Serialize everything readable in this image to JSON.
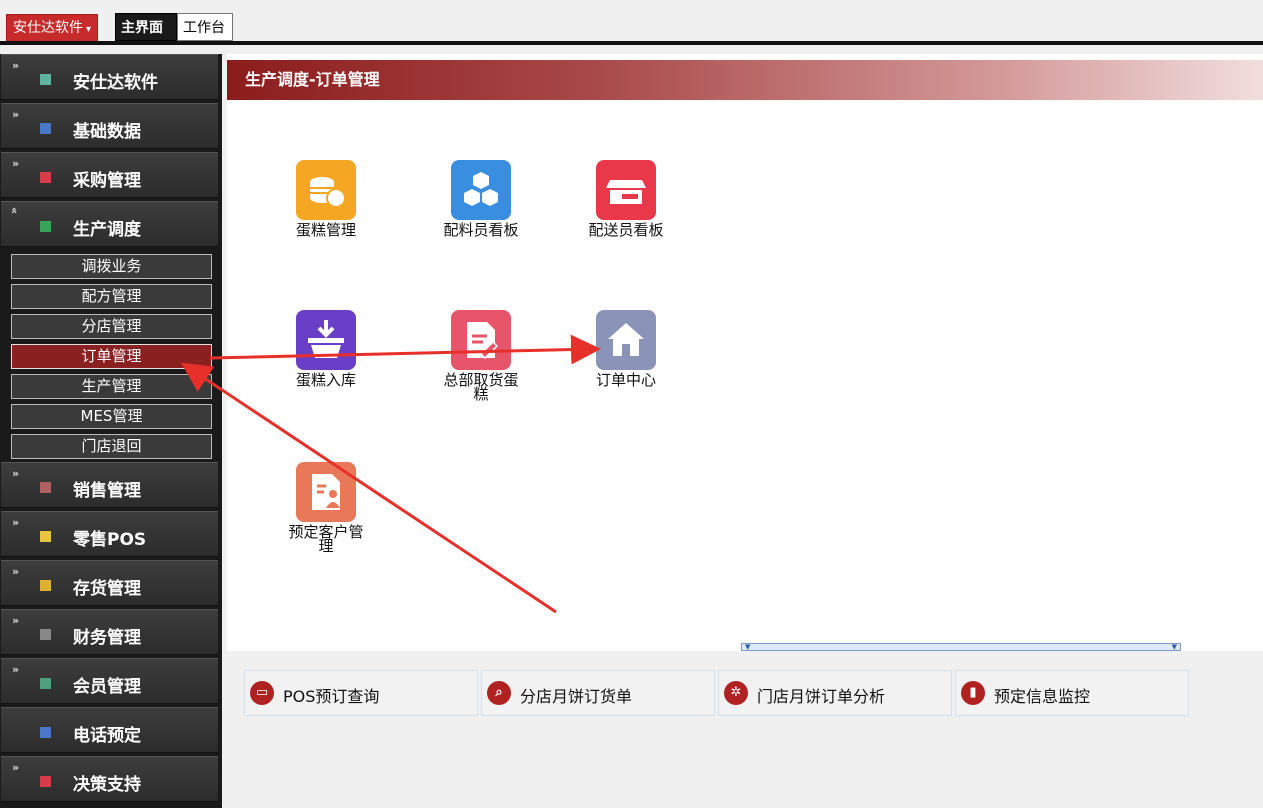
{
  "topbar": {
    "brand_label": "安仕达软件",
    "brand_caret": "▾",
    "tabs": [
      {
        "label": "主界面",
        "active": true
      },
      {
        "label": "工作台",
        "active": false
      }
    ]
  },
  "sidebar": {
    "items": [
      {
        "label": "安仕达软件",
        "arrow": "»",
        "color": "#5fb4a0"
      },
      {
        "label": "基础数据",
        "arrow": "»",
        "color": "#4a78c8"
      },
      {
        "label": "采购管理",
        "arrow": "»",
        "color": "#d83c4a"
      },
      {
        "label": "生产调度",
        "arrow": "«",
        "color": "#3aa35a",
        "expanded": true
      },
      {
        "label": "销售管理",
        "arrow": "»",
        "color": "#b06060"
      },
      {
        "label": "零售POS",
        "arrow": "»",
        "color": "#e8c440"
      },
      {
        "label": "存货管理",
        "arrow": "»",
        "color": "#e0b030"
      },
      {
        "label": "财务管理",
        "arrow": "»",
        "color": "#888888"
      },
      {
        "label": "会员管理",
        "arrow": "»",
        "color": "#50a080"
      },
      {
        "label": "电话预定",
        "arrow": "",
        "color": "#4a78c8"
      },
      {
        "label": "决策支持",
        "arrow": "»",
        "color": "#d83c4a"
      }
    ],
    "sub_items": [
      {
        "label": "调拨业务",
        "active": false
      },
      {
        "label": "配方管理",
        "active": false
      },
      {
        "label": "分店管理",
        "active": false
      },
      {
        "label": "订单管理",
        "active": true
      },
      {
        "label": "生产管理",
        "active": false
      },
      {
        "label": "MES管理",
        "active": false
      },
      {
        "label": "门店退回",
        "active": false
      }
    ]
  },
  "panel": {
    "title": "生产调度-订单管理",
    "apps": [
      {
        "label": "蛋糕管理",
        "icon": "coins-icon",
        "color": "#f5a623"
      },
      {
        "label": "配料员看板",
        "icon": "boxes-icon",
        "color": "#3a8ee0"
      },
      {
        "label": "配送员看板",
        "icon": "truck-icon",
        "color": "#e8384a"
      },
      {
        "label": "蛋糕入库",
        "icon": "basket-icon",
        "color": "#6a3fc8"
      },
      {
        "label": "总部取货蛋",
        "label2": "糕",
        "icon": "document-edit-icon",
        "color": "#e8546a"
      },
      {
        "label": "订单中心",
        "icon": "home-icon",
        "color": "#8a93b8"
      },
      {
        "label": "预定客户管",
        "label2": "理",
        "icon": "customer-document-icon",
        "color": "#e87858"
      }
    ]
  },
  "quick": {
    "items": [
      {
        "label": "POS预订查询",
        "icon": "monitor-icon",
        "glyph": "▭"
      },
      {
        "label": "分店月饼订货单",
        "icon": "search-icon",
        "glyph": "⌕"
      },
      {
        "label": "门店月饼订单分析",
        "icon": "basketball-icon",
        "glyph": "✲"
      },
      {
        "label": "预定信息监控",
        "icon": "bar-chart-icon",
        "glyph": "▮"
      }
    ]
  },
  "colors": {
    "accent": "#c62a2a",
    "annotation_arrow": "#e8302a"
  }
}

EXERCISE PROMPT:
Leave the images out, please, and restate each line word for word.

RIGHT ANSWER:
Serialize everything readable in this image to JSON.
{
  "topbar": {
    "brand_label": "安仕达软件",
    "brand_caret": "▾",
    "tabs": [
      {
        "label": "主界面",
        "active": true
      },
      {
        "label": "工作台",
        "active": false
      }
    ]
  },
  "sidebar": {
    "items": [
      {
        "label": "安仕达软件",
        "arrow": "»",
        "color": "#5fb4a0"
      },
      {
        "label": "基础数据",
        "arrow": "»",
        "color": "#4a78c8"
      },
      {
        "label": "采购管理",
        "arrow": "»",
        "color": "#d83c4a"
      },
      {
        "label": "生产调度",
        "arrow": "«",
        "color": "#3aa35a",
        "expanded": true
      },
      {
        "label": "销售管理",
        "arrow": "»",
        "color": "#b06060"
      },
      {
        "label": "零售POS",
        "arrow": "»",
        "color": "#e8c440"
      },
      {
        "label": "存货管理",
        "arrow": "»",
        "color": "#e0b030"
      },
      {
        "label": "财务管理",
        "arrow": "»",
        "color": "#888888"
      },
      {
        "label": "会员管理",
        "arrow": "»",
        "color": "#50a080"
      },
      {
        "label": "电话预定",
        "arrow": "",
        "color": "#4a78c8"
      },
      {
        "label": "决策支持",
        "arrow": "»",
        "color": "#d83c4a"
      }
    ],
    "sub_items": [
      {
        "label": "调拨业务",
        "active": false
      },
      {
        "label": "配方管理",
        "active": false
      },
      {
        "label": "分店管理",
        "active": false
      },
      {
        "label": "订单管理",
        "active": true
      },
      {
        "label": "生产管理",
        "active": false
      },
      {
        "label": "MES管理",
        "active": false
      },
      {
        "label": "门店退回",
        "active": false
      }
    ]
  },
  "panel": {
    "title": "生产调度-订单管理",
    "apps": [
      {
        "label": "蛋糕管理",
        "icon": "coins-icon",
        "color": "#f5a623"
      },
      {
        "label": "配料员看板",
        "icon": "boxes-icon",
        "color": "#3a8ee0"
      },
      {
        "label": "配送员看板",
        "icon": "truck-icon",
        "color": "#e8384a"
      },
      {
        "label": "蛋糕入库",
        "icon": "basket-icon",
        "color": "#6a3fc8"
      },
      {
        "label": "总部取货蛋",
        "label2": "糕",
        "icon": "document-edit-icon",
        "color": "#e8546a"
      },
      {
        "label": "订单中心",
        "icon": "home-icon",
        "color": "#8a93b8"
      },
      {
        "label": "预定客户管",
        "label2": "理",
        "icon": "customer-document-icon",
        "color": "#e87858"
      }
    ]
  },
  "quick": {
    "items": [
      {
        "label": "POS预订查询",
        "icon": "monitor-icon",
        "glyph": "▭"
      },
      {
        "label": "分店月饼订货单",
        "icon": "search-icon",
        "glyph": "⌕"
      },
      {
        "label": "门店月饼订单分析",
        "icon": "basketball-icon",
        "glyph": "✲"
      },
      {
        "label": "预定信息监控",
        "icon": "bar-chart-icon",
        "glyph": "▮"
      }
    ]
  },
  "colors": {
    "accent": "#c62a2a",
    "annotation_arrow": "#e8302a"
  }
}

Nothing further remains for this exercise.